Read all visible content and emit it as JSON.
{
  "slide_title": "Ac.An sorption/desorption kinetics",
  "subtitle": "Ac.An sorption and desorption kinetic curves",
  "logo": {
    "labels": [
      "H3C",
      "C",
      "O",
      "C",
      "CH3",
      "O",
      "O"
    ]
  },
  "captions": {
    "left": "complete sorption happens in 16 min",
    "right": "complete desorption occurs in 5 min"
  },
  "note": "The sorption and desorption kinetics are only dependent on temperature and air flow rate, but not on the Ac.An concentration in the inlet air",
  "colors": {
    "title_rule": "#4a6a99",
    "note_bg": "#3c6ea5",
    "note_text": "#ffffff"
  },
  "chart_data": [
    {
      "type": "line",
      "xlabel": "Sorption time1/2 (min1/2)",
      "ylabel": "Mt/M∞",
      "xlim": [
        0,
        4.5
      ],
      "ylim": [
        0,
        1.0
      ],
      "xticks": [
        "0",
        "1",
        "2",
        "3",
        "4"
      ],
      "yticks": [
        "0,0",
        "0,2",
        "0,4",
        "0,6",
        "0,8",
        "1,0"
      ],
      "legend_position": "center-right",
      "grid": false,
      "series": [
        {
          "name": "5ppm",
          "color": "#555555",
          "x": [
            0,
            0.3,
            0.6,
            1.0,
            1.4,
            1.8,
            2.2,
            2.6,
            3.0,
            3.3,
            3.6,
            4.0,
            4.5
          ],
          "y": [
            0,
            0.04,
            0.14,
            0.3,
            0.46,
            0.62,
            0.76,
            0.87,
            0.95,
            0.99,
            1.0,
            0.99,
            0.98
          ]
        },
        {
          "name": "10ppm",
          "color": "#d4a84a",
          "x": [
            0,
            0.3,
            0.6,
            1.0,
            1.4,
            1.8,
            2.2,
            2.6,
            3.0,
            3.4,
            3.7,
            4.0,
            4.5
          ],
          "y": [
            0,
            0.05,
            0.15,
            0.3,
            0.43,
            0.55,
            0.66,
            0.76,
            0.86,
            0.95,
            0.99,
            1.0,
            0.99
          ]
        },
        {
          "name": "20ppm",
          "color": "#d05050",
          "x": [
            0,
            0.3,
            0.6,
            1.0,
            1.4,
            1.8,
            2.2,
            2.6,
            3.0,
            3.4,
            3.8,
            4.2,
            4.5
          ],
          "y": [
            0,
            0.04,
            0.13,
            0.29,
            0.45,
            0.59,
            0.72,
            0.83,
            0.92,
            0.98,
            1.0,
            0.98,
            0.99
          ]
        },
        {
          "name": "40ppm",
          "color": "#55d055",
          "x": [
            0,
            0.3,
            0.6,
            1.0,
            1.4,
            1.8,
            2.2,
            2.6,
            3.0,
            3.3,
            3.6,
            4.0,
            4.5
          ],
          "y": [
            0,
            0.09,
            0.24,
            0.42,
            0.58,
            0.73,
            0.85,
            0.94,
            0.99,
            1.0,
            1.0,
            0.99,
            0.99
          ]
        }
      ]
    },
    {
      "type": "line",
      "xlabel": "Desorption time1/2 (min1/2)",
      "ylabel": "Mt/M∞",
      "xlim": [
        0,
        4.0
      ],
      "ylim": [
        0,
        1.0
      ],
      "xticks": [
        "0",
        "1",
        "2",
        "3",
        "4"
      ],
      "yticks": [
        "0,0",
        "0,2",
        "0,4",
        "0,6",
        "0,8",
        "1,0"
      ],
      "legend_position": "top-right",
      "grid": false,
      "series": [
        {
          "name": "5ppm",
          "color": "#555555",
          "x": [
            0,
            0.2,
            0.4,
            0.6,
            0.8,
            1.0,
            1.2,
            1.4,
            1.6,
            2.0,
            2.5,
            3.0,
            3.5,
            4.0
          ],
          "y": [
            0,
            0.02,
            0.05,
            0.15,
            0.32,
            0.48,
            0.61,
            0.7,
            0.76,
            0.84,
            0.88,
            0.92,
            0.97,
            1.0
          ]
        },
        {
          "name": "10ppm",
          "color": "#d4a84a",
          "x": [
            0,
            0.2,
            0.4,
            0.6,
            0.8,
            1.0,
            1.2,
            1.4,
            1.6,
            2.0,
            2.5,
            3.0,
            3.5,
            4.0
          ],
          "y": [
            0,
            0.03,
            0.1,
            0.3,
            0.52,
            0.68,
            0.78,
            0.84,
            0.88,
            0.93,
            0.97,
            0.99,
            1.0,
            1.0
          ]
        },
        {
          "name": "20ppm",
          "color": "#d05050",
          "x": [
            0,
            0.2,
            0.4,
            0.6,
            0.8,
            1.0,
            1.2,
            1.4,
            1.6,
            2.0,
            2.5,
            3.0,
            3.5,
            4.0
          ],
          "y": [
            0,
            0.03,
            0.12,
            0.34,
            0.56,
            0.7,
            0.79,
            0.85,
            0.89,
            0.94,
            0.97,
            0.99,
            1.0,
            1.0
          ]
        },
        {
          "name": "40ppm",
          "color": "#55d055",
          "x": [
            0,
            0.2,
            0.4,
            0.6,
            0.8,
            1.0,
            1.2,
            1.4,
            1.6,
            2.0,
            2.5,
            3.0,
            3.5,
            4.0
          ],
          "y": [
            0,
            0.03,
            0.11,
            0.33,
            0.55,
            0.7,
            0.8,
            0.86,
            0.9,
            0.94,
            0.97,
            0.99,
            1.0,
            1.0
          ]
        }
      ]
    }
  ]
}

◆ ◆ ◆ ◆ ◆

> The exercise: Produce an exact copy of the whole listing.

> Output for this task:
Read all visible content and emit it as JSON.
{
  "slide_title": "Ac.An sorption/desorption kinetics",
  "subtitle": "Ac.An sorption and desorption kinetic curves",
  "logo": {
    "labels": [
      "H3C",
      "C",
      "O",
      "C",
      "CH3",
      "O",
      "O"
    ]
  },
  "captions": {
    "left": "complete sorption happens in 16 min",
    "right": "complete desorption occurs in 5 min"
  },
  "note": "The sorption and desorption kinetics are only dependent on temperature and air flow rate, but not on the Ac.An concentration in the inlet air",
  "colors": {
    "title_rule": "#4a6a99",
    "note_bg": "#3c6ea5",
    "note_text": "#ffffff"
  },
  "chart_data": [
    {
      "type": "line",
      "xlabel": "Sorption time1/2 (min1/2)",
      "ylabel": "Mt/M∞",
      "xlim": [
        0,
        4.5
      ],
      "ylim": [
        0,
        1.0
      ],
      "xticks": [
        "0",
        "1",
        "2",
        "3",
        "4"
      ],
      "yticks": [
        "0,0",
        "0,2",
        "0,4",
        "0,6",
        "0,8",
        "1,0"
      ],
      "legend_position": "center-right",
      "grid": false,
      "series": [
        {
          "name": "5ppm",
          "color": "#555555",
          "x": [
            0,
            0.3,
            0.6,
            1.0,
            1.4,
            1.8,
            2.2,
            2.6,
            3.0,
            3.3,
            3.6,
            4.0,
            4.5
          ],
          "y": [
            0,
            0.04,
            0.14,
            0.3,
            0.46,
            0.62,
            0.76,
            0.87,
            0.95,
            0.99,
            1.0,
            0.99,
            0.98
          ]
        },
        {
          "name": "10ppm",
          "color": "#d4a84a",
          "x": [
            0,
            0.3,
            0.6,
            1.0,
            1.4,
            1.8,
            2.2,
            2.6,
            3.0,
            3.4,
            3.7,
            4.0,
            4.5
          ],
          "y": [
            0,
            0.05,
            0.15,
            0.3,
            0.43,
            0.55,
            0.66,
            0.76,
            0.86,
            0.95,
            0.99,
            1.0,
            0.99
          ]
        },
        {
          "name": "20ppm",
          "color": "#d05050",
          "x": [
            0,
            0.3,
            0.6,
            1.0,
            1.4,
            1.8,
            2.2,
            2.6,
            3.0,
            3.4,
            3.8,
            4.2,
            4.5
          ],
          "y": [
            0,
            0.04,
            0.13,
            0.29,
            0.45,
            0.59,
            0.72,
            0.83,
            0.92,
            0.98,
            1.0,
            0.98,
            0.99
          ]
        },
        {
          "name": "40ppm",
          "color": "#55d055",
          "x": [
            0,
            0.3,
            0.6,
            1.0,
            1.4,
            1.8,
            2.2,
            2.6,
            3.0,
            3.3,
            3.6,
            4.0,
            4.5
          ],
          "y": [
            0,
            0.09,
            0.24,
            0.42,
            0.58,
            0.73,
            0.85,
            0.94,
            0.99,
            1.0,
            1.0,
            0.99,
            0.99
          ]
        }
      ]
    },
    {
      "type": "line",
      "xlabel": "Desorption time1/2 (min1/2)",
      "ylabel": "Mt/M∞",
      "xlim": [
        0,
        4.0
      ],
      "ylim": [
        0,
        1.0
      ],
      "xticks": [
        "0",
        "1",
        "2",
        "3",
        "4"
      ],
      "yticks": [
        "0,0",
        "0,2",
        "0,4",
        "0,6",
        "0,8",
        "1,0"
      ],
      "legend_position": "top-right",
      "grid": false,
      "series": [
        {
          "name": "5ppm",
          "color": "#555555",
          "x": [
            0,
            0.2,
            0.4,
            0.6,
            0.8,
            1.0,
            1.2,
            1.4,
            1.6,
            2.0,
            2.5,
            3.0,
            3.5,
            4.0
          ],
          "y": [
            0,
            0.02,
            0.05,
            0.15,
            0.32,
            0.48,
            0.61,
            0.7,
            0.76,
            0.84,
            0.88,
            0.92,
            0.97,
            1.0
          ]
        },
        {
          "name": "10ppm",
          "color": "#d4a84a",
          "x": [
            0,
            0.2,
            0.4,
            0.6,
            0.8,
            1.0,
            1.2,
            1.4,
            1.6,
            2.0,
            2.5,
            3.0,
            3.5,
            4.0
          ],
          "y": [
            0,
            0.03,
            0.1,
            0.3,
            0.52,
            0.68,
            0.78,
            0.84,
            0.88,
            0.93,
            0.97,
            0.99,
            1.0,
            1.0
          ]
        },
        {
          "name": "20ppm",
          "color": "#d05050",
          "x": [
            0,
            0.2,
            0.4,
            0.6,
            0.8,
            1.0,
            1.2,
            1.4,
            1.6,
            2.0,
            2.5,
            3.0,
            3.5,
            4.0
          ],
          "y": [
            0,
            0.03,
            0.12,
            0.34,
            0.56,
            0.7,
            0.79,
            0.85,
            0.89,
            0.94,
            0.97,
            0.99,
            1.0,
            1.0
          ]
        },
        {
          "name": "40ppm",
          "color": "#55d055",
          "x": [
            0,
            0.2,
            0.4,
            0.6,
            0.8,
            1.0,
            1.2,
            1.4,
            1.6,
            2.0,
            2.5,
            3.0,
            3.5,
            4.0
          ],
          "y": [
            0,
            0.03,
            0.11,
            0.33,
            0.55,
            0.7,
            0.8,
            0.86,
            0.9,
            0.94,
            0.97,
            0.99,
            1.0,
            1.0
          ]
        }
      ]
    }
  ]
}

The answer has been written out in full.